- The task
Pick every line with "khỏe" from the material below.

===

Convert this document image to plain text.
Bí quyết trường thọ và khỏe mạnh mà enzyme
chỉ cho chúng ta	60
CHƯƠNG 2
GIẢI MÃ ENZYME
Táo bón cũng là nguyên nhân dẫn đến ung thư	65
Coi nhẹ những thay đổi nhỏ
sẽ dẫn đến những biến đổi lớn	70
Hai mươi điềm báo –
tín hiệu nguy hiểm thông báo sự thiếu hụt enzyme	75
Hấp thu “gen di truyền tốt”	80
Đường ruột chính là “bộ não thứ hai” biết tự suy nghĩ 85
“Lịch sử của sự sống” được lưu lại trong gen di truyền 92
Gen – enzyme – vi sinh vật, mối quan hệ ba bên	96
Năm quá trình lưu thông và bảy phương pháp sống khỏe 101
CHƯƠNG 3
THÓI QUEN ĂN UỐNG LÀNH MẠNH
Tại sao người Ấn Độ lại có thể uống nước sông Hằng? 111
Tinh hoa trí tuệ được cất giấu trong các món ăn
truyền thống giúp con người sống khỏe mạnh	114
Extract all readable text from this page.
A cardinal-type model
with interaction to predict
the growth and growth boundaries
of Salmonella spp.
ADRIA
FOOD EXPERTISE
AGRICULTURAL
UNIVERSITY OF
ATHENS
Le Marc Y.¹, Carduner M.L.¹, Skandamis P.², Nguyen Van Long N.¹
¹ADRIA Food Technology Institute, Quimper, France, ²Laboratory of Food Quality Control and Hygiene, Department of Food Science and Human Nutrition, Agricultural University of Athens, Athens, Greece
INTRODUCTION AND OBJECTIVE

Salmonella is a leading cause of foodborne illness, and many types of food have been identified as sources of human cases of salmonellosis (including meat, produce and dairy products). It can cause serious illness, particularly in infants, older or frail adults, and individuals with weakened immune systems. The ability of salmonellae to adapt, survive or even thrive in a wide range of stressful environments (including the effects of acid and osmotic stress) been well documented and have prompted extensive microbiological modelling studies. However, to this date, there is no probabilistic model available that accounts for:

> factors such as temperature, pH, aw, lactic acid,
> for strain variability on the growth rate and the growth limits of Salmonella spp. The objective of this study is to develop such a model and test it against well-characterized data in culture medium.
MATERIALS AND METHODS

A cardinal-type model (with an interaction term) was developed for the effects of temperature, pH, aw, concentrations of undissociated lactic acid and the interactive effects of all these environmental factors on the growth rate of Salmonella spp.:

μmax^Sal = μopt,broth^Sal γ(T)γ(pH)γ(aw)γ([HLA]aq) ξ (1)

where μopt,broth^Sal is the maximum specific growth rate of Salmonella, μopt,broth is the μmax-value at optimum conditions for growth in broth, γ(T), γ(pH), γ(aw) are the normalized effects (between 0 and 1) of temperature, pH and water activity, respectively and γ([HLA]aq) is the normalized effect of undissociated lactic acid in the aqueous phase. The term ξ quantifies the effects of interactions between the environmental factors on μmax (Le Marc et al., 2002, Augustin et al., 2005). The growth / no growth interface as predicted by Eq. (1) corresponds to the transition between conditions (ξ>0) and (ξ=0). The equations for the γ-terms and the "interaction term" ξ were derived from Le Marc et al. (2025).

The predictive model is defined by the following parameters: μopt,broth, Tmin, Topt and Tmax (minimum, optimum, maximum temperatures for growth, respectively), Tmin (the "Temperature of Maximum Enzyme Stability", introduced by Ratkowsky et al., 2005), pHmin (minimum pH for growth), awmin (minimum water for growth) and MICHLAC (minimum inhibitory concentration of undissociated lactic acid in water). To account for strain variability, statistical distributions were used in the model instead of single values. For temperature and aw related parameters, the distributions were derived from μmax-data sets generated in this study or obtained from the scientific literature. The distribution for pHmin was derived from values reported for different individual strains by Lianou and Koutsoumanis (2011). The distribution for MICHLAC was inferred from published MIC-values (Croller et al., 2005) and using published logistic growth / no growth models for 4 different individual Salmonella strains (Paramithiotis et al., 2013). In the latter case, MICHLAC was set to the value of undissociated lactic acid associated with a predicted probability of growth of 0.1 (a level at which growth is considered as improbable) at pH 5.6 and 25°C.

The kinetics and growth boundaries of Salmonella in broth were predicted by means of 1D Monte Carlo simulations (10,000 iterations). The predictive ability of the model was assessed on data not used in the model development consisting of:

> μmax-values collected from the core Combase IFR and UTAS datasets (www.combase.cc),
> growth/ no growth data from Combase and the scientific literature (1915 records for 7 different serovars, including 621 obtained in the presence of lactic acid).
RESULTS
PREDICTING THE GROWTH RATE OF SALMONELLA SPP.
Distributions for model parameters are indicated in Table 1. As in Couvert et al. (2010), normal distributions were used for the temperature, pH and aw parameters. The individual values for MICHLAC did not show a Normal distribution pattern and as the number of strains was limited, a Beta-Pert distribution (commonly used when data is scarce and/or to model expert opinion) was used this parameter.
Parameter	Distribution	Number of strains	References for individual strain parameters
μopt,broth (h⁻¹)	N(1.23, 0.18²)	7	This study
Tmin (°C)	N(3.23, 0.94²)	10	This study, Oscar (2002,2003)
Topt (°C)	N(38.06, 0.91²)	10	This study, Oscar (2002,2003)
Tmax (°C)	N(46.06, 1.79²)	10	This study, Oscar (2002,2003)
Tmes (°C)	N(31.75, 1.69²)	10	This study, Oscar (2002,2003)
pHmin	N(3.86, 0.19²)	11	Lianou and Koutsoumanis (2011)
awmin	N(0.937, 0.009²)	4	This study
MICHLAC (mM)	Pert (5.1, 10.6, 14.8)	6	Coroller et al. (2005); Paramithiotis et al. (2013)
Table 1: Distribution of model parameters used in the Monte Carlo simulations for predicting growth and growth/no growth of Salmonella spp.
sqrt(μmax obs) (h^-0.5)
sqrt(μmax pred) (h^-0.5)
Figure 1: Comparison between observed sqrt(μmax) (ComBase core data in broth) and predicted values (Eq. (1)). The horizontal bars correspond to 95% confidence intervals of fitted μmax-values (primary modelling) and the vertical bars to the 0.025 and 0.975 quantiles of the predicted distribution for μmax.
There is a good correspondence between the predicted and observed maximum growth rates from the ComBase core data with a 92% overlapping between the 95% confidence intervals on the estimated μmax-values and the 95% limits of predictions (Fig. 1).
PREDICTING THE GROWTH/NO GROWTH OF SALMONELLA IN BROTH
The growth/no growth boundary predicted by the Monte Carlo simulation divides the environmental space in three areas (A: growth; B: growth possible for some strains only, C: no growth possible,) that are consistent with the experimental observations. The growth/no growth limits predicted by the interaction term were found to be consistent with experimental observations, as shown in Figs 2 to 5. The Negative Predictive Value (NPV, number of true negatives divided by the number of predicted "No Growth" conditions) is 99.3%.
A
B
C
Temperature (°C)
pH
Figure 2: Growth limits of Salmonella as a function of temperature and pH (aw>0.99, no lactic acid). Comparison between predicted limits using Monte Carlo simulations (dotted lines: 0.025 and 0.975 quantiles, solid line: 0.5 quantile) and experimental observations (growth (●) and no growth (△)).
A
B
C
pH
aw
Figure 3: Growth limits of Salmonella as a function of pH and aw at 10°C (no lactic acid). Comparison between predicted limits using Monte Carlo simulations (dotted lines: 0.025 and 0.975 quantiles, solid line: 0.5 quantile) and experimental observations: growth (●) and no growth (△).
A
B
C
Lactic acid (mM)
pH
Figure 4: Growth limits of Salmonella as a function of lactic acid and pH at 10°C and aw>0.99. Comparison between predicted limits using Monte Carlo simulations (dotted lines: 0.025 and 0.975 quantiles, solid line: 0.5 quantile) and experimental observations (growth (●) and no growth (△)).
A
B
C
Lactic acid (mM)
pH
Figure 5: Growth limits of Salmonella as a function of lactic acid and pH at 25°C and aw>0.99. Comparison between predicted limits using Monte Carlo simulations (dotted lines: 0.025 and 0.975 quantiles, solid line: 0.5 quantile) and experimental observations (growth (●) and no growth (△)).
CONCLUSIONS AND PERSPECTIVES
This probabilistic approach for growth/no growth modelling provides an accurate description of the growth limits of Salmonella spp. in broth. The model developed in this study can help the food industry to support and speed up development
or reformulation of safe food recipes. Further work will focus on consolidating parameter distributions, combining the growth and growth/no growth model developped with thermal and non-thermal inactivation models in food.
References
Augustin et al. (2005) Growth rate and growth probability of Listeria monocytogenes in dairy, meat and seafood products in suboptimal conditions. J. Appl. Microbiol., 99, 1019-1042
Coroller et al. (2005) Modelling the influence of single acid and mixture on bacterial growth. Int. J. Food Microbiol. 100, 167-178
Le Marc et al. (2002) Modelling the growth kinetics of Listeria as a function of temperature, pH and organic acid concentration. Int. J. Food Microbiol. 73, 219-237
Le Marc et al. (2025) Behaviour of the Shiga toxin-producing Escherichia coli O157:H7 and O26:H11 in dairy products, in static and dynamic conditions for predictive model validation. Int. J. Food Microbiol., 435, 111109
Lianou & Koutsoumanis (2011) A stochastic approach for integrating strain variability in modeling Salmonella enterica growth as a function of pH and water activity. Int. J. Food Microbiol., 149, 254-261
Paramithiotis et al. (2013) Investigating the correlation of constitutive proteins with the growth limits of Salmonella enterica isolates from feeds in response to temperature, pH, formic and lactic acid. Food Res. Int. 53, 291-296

===

- Answer for the task
Bí quyết trường thọ và khỏe mạnh mà enzyme
Năm quá trình lưu thông và bảy phương pháp sống khỏe 101
truyền thống giúp con người sống khỏe mạnh	114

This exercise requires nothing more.